WORKING DATA:
— start —

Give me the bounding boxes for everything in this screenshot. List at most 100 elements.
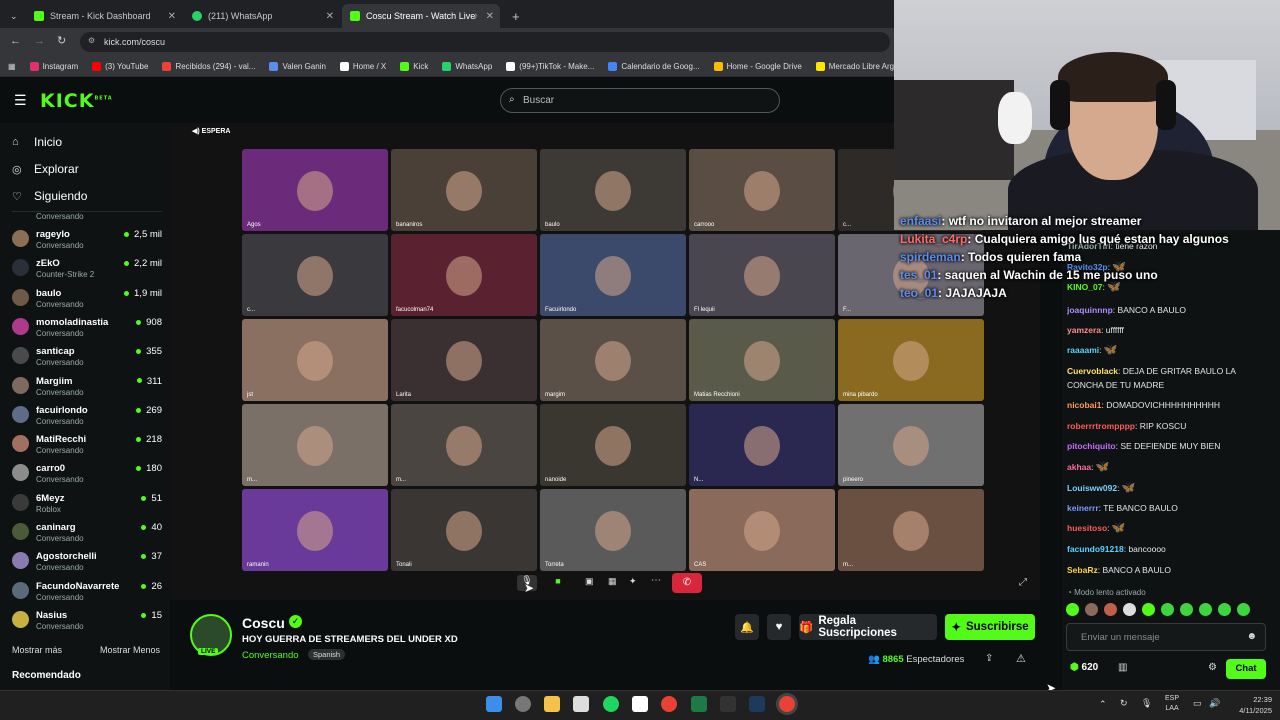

— end —
— start —

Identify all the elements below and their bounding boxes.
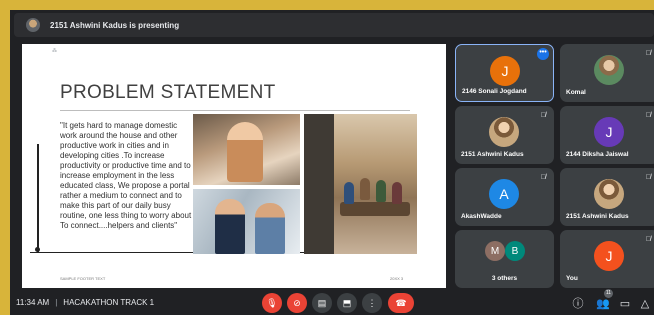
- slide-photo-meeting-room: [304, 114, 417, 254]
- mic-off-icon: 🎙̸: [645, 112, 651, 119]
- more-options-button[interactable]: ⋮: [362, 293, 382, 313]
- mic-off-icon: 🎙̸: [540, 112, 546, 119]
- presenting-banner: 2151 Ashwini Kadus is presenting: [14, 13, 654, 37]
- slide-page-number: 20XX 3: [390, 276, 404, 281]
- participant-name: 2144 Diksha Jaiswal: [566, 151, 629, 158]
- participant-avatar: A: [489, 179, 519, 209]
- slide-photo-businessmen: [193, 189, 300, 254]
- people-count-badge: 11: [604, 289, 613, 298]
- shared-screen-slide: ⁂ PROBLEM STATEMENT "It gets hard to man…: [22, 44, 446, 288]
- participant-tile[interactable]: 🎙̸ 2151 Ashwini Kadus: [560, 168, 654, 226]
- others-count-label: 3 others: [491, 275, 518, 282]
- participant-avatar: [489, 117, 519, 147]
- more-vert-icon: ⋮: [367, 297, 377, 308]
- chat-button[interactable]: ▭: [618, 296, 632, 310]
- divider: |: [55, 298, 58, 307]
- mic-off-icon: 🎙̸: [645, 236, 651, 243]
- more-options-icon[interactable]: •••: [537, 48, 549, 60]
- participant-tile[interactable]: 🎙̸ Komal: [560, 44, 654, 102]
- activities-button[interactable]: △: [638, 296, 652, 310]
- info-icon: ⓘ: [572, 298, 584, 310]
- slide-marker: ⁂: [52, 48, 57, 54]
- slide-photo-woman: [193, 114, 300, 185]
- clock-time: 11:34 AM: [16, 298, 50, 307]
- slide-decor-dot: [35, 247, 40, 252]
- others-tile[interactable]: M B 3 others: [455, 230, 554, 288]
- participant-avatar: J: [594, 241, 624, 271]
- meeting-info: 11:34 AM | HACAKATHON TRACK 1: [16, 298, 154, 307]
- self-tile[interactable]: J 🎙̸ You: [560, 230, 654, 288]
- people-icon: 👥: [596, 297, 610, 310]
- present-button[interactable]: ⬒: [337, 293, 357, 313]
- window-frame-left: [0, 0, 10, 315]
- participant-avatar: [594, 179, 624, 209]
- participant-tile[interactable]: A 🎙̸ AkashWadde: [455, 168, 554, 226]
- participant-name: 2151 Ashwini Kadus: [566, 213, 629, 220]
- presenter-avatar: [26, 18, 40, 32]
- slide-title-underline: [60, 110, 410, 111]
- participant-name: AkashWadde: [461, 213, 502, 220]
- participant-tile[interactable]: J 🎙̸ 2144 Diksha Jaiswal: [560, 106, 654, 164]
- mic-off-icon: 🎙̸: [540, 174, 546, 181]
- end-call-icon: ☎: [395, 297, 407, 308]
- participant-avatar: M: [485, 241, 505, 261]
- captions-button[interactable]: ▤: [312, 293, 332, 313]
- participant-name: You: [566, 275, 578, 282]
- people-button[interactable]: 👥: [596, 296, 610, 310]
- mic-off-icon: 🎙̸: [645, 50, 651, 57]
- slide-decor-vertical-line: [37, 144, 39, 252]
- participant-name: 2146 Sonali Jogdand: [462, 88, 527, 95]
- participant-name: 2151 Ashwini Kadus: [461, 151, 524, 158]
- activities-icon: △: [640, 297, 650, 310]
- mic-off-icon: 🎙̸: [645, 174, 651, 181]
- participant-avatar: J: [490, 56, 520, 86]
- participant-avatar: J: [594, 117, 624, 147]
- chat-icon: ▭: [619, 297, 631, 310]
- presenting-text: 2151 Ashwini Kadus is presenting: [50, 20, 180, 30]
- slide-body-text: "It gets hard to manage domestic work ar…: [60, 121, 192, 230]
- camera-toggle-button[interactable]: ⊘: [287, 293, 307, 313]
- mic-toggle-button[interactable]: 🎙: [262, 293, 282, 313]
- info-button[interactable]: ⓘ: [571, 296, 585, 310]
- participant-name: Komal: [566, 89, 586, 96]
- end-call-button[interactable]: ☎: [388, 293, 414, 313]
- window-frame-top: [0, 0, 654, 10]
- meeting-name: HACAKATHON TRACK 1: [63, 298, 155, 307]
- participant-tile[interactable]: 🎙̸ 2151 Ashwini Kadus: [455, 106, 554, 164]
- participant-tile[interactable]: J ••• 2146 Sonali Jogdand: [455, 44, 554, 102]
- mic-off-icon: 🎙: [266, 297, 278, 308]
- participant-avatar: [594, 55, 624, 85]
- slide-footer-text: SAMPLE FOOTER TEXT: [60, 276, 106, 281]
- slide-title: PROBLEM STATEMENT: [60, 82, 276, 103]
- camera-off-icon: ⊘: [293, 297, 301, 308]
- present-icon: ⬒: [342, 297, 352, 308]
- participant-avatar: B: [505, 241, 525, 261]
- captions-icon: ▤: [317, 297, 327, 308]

— end —

WHAT TO WORK ON: Repeat the lines from the one containing "Identify all the" up to and including the one containing "- chat-button[interactable]: ▭: [618, 296, 632, 310]", leaving out the pictures.

THE RESPONSE:
Identify all the elements below and their bounding boxes.
- slide-photo-meeting-room: [304, 114, 417, 254]
- mic-off-icon: 🎙̸: [645, 112, 651, 119]
- more-options-button[interactable]: ⋮: [362, 293, 382, 313]
- mic-off-icon: 🎙̸: [540, 112, 546, 119]
- presenting-banner: 2151 Ashwini Kadus is presenting: [14, 13, 654, 37]
- slide-page-number: 20XX 3: [390, 276, 404, 281]
- participant-name: 2144 Diksha Jaiswal: [566, 151, 629, 158]
- participant-avatar: A: [489, 179, 519, 209]
- slide-photo-businessmen: [193, 189, 300, 254]
- people-count-badge: 11: [604, 289, 613, 298]
- shared-screen-slide: ⁂ PROBLEM STATEMENT "It gets hard to man…: [22, 44, 446, 288]
- participant-tile[interactable]: 🎙̸ 2151 Ashwini Kadus: [560, 168, 654, 226]
- others-count-label: 3 others: [491, 275, 518, 282]
- participant-avatar: [489, 117, 519, 147]
- more-vert-icon: ⋮: [367, 297, 377, 308]
- chat-button[interactable]: ▭: [618, 296, 632, 310]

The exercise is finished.